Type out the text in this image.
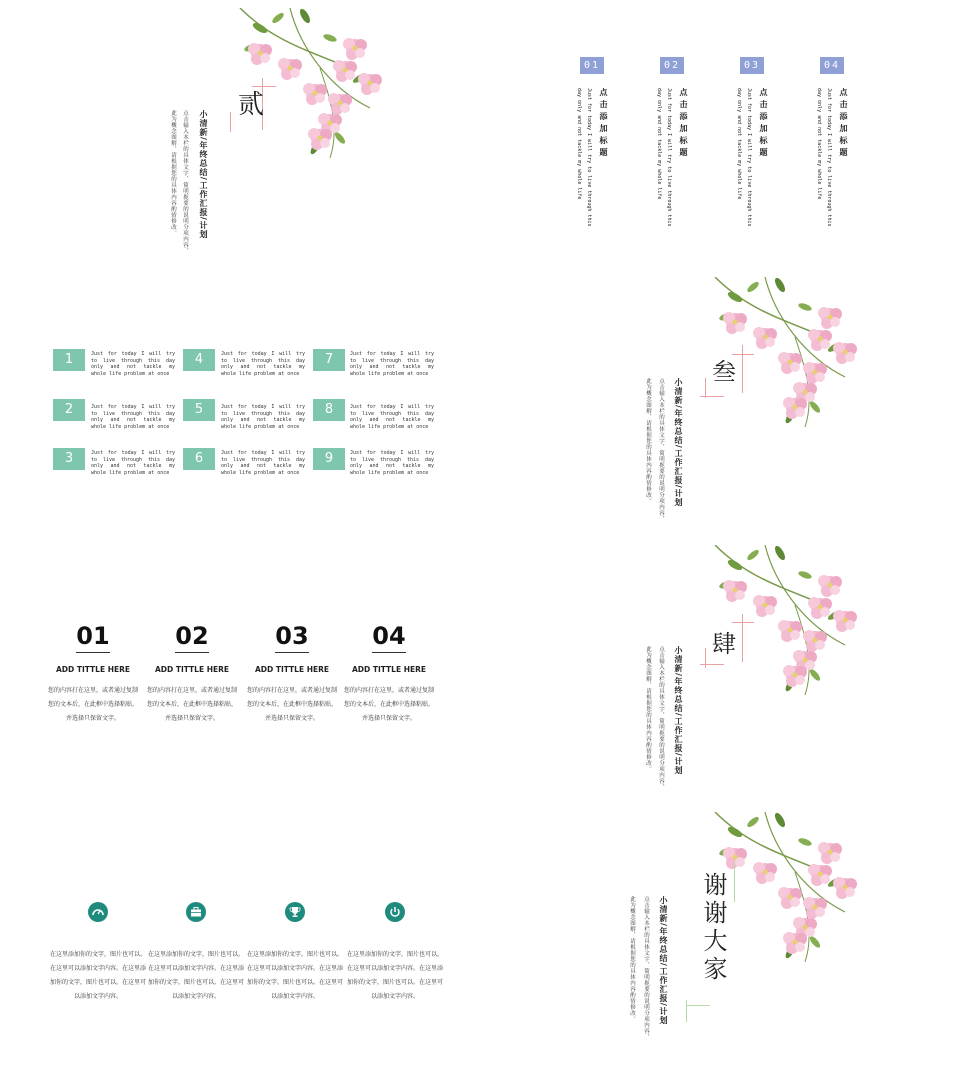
贰
小清新/年终总结/工作汇报/计划
点击输入本栏的具体文字，简明扼要的说明分项内容，
此为概念图解，请根据您的具体内容酌情修改。
01
点击添加标题
Just for today I will try to live through this
day only and not tackle my whole life
02
点击添加标题
Just for today I will try to live through this
day only and not tackle my whole life
03
点击添加标题
Just for today I will try to live through this
day only and not tackle my whole life
04
点击添加标题
Just for today I will try to live through this
day only and not tackle my whole life
1	Just for today I will try to live through this day only and not tackle my whole life problem at once
4	Just for today I will try to live through this day only and not tackle my whole life problem at once
7	Just for today I will try to live through this day only and not tackle my whole life problem at once
2	Just for today I will try to live through this day only and not tackle my whole life problem at once
5	Just for today I will try to live through this day only and not tackle my whole life problem at once
8	Just for today I will try to live through this day only and not tackle my whole life problem at once
3	Just for today I will try to live through this day only and not tackle my whole life problem at once
6	Just for today I will try to live through this day only and not tackle my whole life problem at once
9	Just for today I will try to live through this day only and not tackle my whole life problem at once
叁
小清新/年终总结/工作汇报/计划
点击输入本栏的具体文字，简明扼要的说明分项内容，
此为概念图解，请根据您的具体内容酌情修改。
01
ADD TITTLE HERE
您的内容打在这里，或者通过复制您的文本后，在此框中选择粘贴，并选择只保留文字。
02
ADD TITTLE HERE
您的内容打在这里，或者通过复制您的文本后，在此框中选择粘贴，并选择只保留文字。
03
ADD TITTLE HERE
您的内容打在这里，或者通过复制您的文本后，在此框中选择粘贴，并选择只保留文字。
04
ADD TITTLE HERE
您的内容打在这里，或者通过复制您的文本后，在此框中选择粘贴，并选择只保留文字。
肆
小清新/年终总结/工作汇报/计划
点击输入本栏的具体文字，简明扼要的说明分项内容，
此为概念图解，请根据您的具体内容酌情修改。
在这里添加你的文字，图片也可以。在这里可以添加文字内容。在这里添加你的文字，图片也可以。在这里可以添加文字内容。
在这里添加你的文字，图片也可以。在这里可以添加文字内容。在这里添加你的文字，图片也可以。在这里可以添加文字内容。
在这里添加你的文字，图片也可以。在这里可以添加文字内容。在这里添加你的文字，图片也可以。在这里可以添加文字内容。
在这里添加你的文字，图片也可以。在这里可以添加文字内容。在这里添加你的文字，图片也可以。在这里可以添加文字内容。
谢谢大家
小清新/年终总结/工作汇报/计划
点击输入本栏的具体文字，简明扼要的说明分项内容，
此为概念图解，请根据您的具体内容酌情修改。
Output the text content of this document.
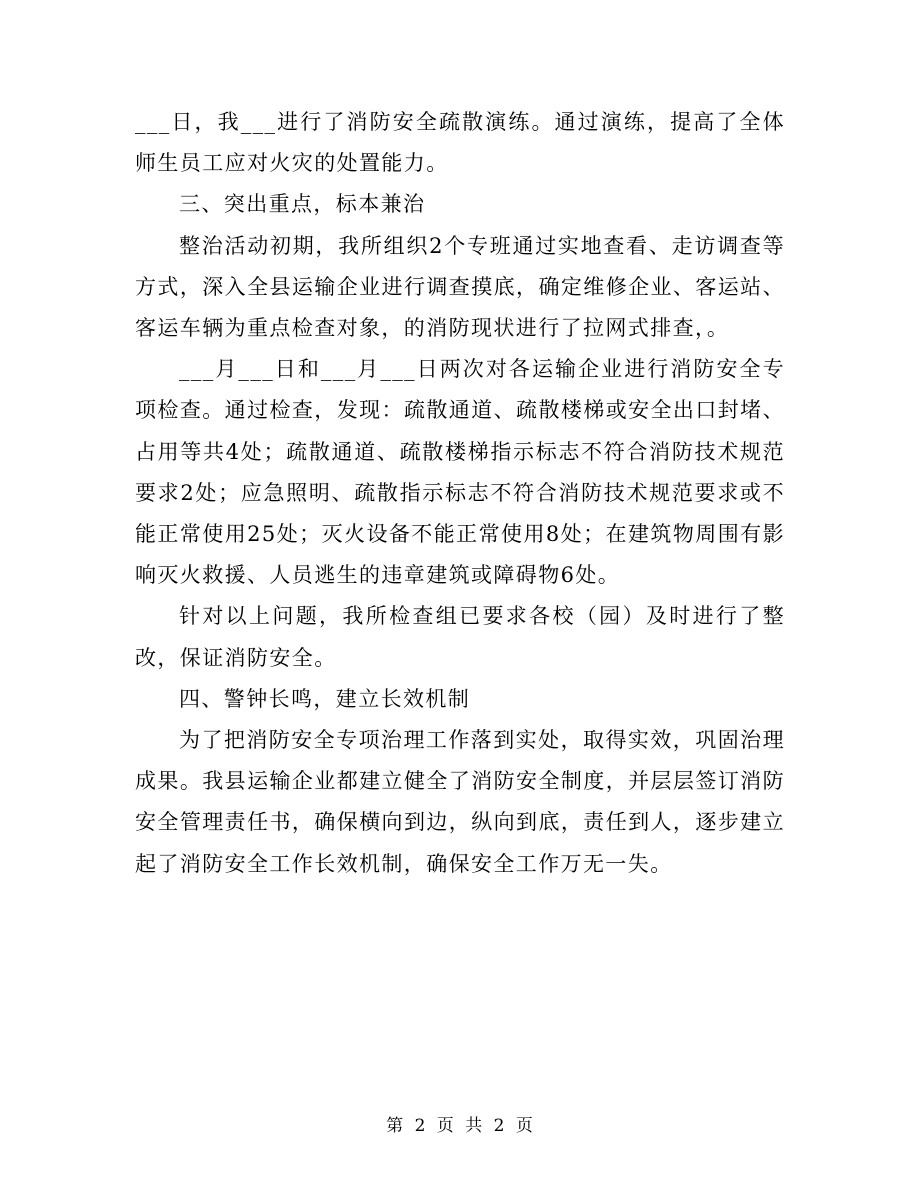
___日，我___进行了消防安全疏散演练。通过演练，提高了全体师生员工应对火灾的处置能力。

三、突出重点，标本兼治

整治活动初期，我所组织2个专班通过实地查看、走访调查等方式，深入全县运输企业进行调查摸底，确定维修企业、客运站、客运车辆为重点检查对象，的消防现状进行了拉网式排查，。

___月___日和___月___日两次对各运输企业进行消防安全专项检查。通过检查，发现：疏散通道、疏散楼梯或安全出口封堵、占用等共4处；疏散通道、疏散楼梯指示标志不符合消防技术规范要求2处；应急照明、疏散指示标志不符合消防技术规范要求或不能正常使用25处；灭火设备不能正常使用8处；在建筑物周围有影响灭火救援、人员逃生的违章建筑或障碍物6处。

针对以上问题，我所检查组已要求各校（园）及时进行了整改，保证消防安全。

四、警钟长鸣，建立长效机制

为了把消防安全专项治理工作落到实处，取得实效，巩固治理成果。我县运输企业都建立健全了消防安全制度，并层层签订消防安全管理责任书，确保横向到边，纵向到底，责任到人，逐步建立起了消防安全工作长效机制，确保安全工作万无一失。

第 2 页 共 2 页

· · · · ·

Report all lines of the data that include the word "problem".

1	Just for today I will try to live through this day only and not tackle my whole life problem at once
4	Just for today I will try to live through this day only and not tackle my whole life problem at once
7	Just for today I will try to live through this day only and not tackle my whole life problem at once
2	Just for today I will try to live through this day only and not tackle my whole life problem at once
5	Just for today I will try to live through this day only and not tackle my whole life problem at once
8	Just for today I will try to live through this day only and not tackle my whole life problem at once
3	Just for today I will try to live through this day only and not tackle my whole life problem at once
6	Just for today I will try to live through this day only and not tackle my whole life problem at once
9	Just for today I will try to live through this day only and not tackle my whole life problem at once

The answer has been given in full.